● **RECORDS FOR THE EXERCISE**

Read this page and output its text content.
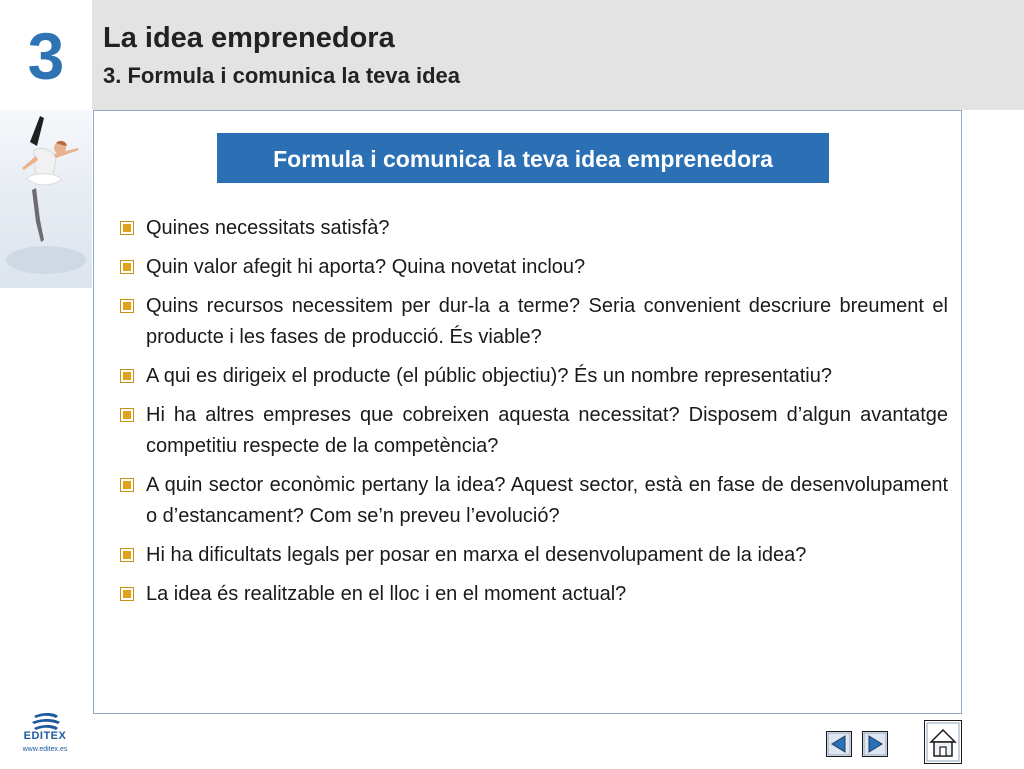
3	La idea emprenedora
3. Formula i comunica la teva idea
Formula i comunica la teva idea emprenedora
Quines necessitats satisfà?
Quin valor afegit hi aporta? Quina novetat inclou?
Quins recursos necessitem per dur-la a terme? Seria convenient descriure breument el producte i les fases de producció. És viable?
A qui es dirigeix el producte (el públic objectiu)? És un nombre representatiu?
Hi ha altres empreses que cobreixen aquesta necessitat? Disposem d’algun avantatge competitiu respecte de la competència?
A quin sector econòmic pertany la idea? Aquest sector, està en fase de desenvolupament o d’estancament? Com se’n preveu l’evolució?
Hi ha dificultats legals per posar en marxa el desenvolupament de la idea?
La idea és realitzable en el lloc i en el moment actual?
EDITEX
www.editex.es
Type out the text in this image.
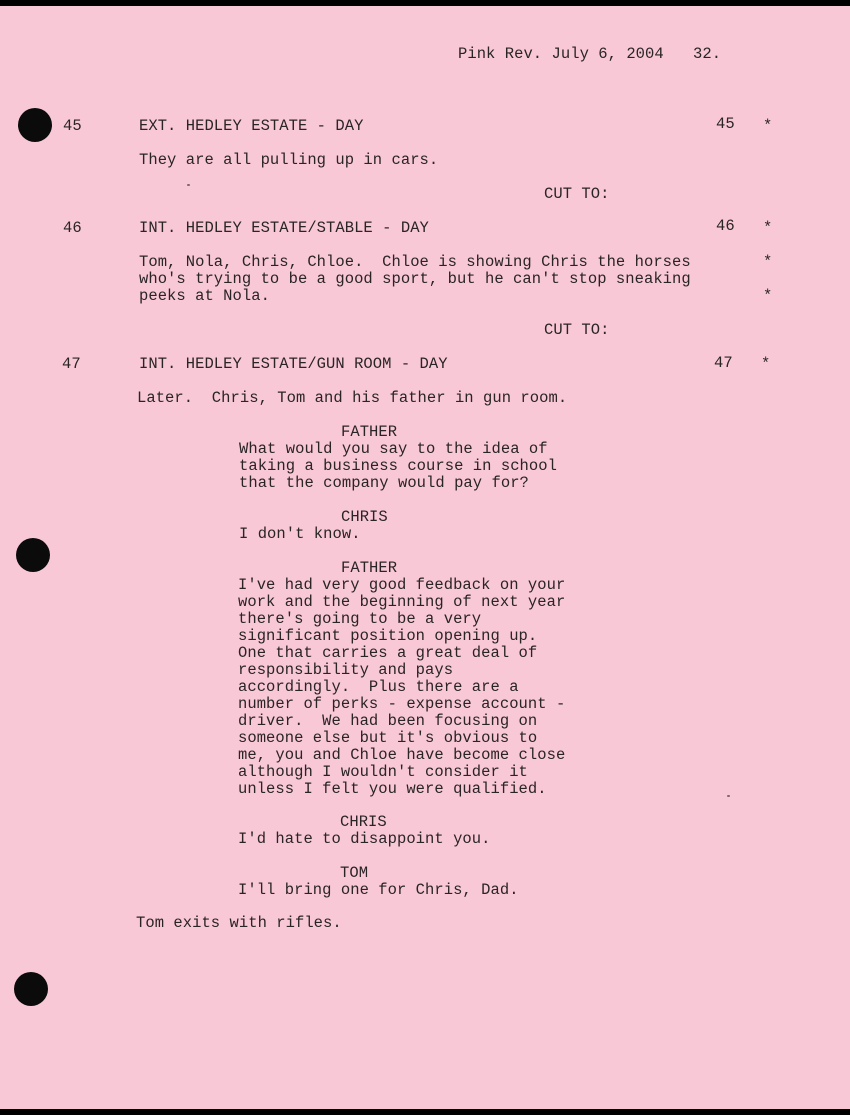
Pink Rev. July 6, 2004 32.
45	EXT. HEDLEY ESTATE - DAY	45 *
They are all pulling up in cars.
CUT TO:
46	INT. HEDLEY ESTATE/STABLE - DAY	46 *
Tom, Nola, Chris, Chloe.  Chloe is showing Chris the horses	*
who's trying to be a good sport, but he can't stop sneaking
peeks at Nola.	*
CUT TO:
47	INT. HEDLEY ESTATE/GUN ROOM - DAY	47 *
Later.  Chris, Tom and his father in gun room.
FATHER
What would you say to the idea of
taking a business course in school
that the company would pay for?
CHRIS
I don't know.
FATHER
I've had very good feedback on your
work and the beginning of next year
there's going to be a very
significant position opening up.
One that carries a great deal of
responsibility and pays
accordingly.  Plus there are a
number of perks - expense account -
driver.  We had been focusing on
someone else but it's obvious to
me, you and Chloe have become close
although I wouldn't consider it
unless I felt you were qualified.
CHRIS
I'd hate to disappoint you.
TOM
I'll bring one for Chris, Dad.
Tom exits with rifles.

● **CHALLENGE**
Go through the data above and transcribe it in full, omitting any image.

● **WRITTEN ANSWER**
Read this page and output its text content.
3	La idea emprenedora
3. Formula i comunica la teva idea
Formula i comunica la teva idea emprenedora
Quines necessitats satisfà?
Quin valor afegit hi aporta? Quina novetat inclou?
Quins recursos necessitem per dur-la a terme? Seria convenient descriure breument el producte i les fases de producció. És viable?
A qui es dirigeix el producte (el públic objectiu)? És un nombre representatiu?
Hi ha altres empreses que cobreixen aquesta necessitat? Disposem d’algun avantatge competitiu respecte de la competència?
A quin sector econòmic pertany la idea? Aquest sector, està en fase de desenvolupament o d’estancament? Com se’n preveu l’evolució?
Hi ha dificultats legals per posar en marxa el desenvolupament de la idea?
La idea és realitzable en el lloc i en el moment actual?
EDITEX
www.editex.es
Type out the text in this image.
Pink Rev. July 6, 2004 32.
45	EXT. HEDLEY ESTATE - DAY	45 *
They are all pulling up in cars.
CUT TO:
46	INT. HEDLEY ESTATE/STABLE - DAY	46 *
Tom, Nola, Chris, Chloe.  Chloe is showing Chris the horses	*
who's trying to be a good sport, but he can't stop sneaking
peeks at Nola.	*
CUT TO:
47	INT. HEDLEY ESTATE/GUN ROOM - DAY	47 *
Later.  Chris, Tom and his father in gun room.
FATHER
What would you say to the idea of
taking a business course in school
that the company would pay for?
CHRIS
I don't know.
FATHER
I've had very good feedback on your
work and the beginning of next year
there's going to be a very
significant position opening up.
One that carries a great deal of
responsibility and pays
accordingly.  Plus there are a
number of perks - expense account -
driver.  We had been focusing on
someone else but it's obvious to
me, you and Chloe have become close
although I wouldn't consider it
unless I felt you were qualified.
CHRIS
I'd hate to disappoint you.
TOM
I'll bring one for Chris, Dad.
Tom exits with rifles.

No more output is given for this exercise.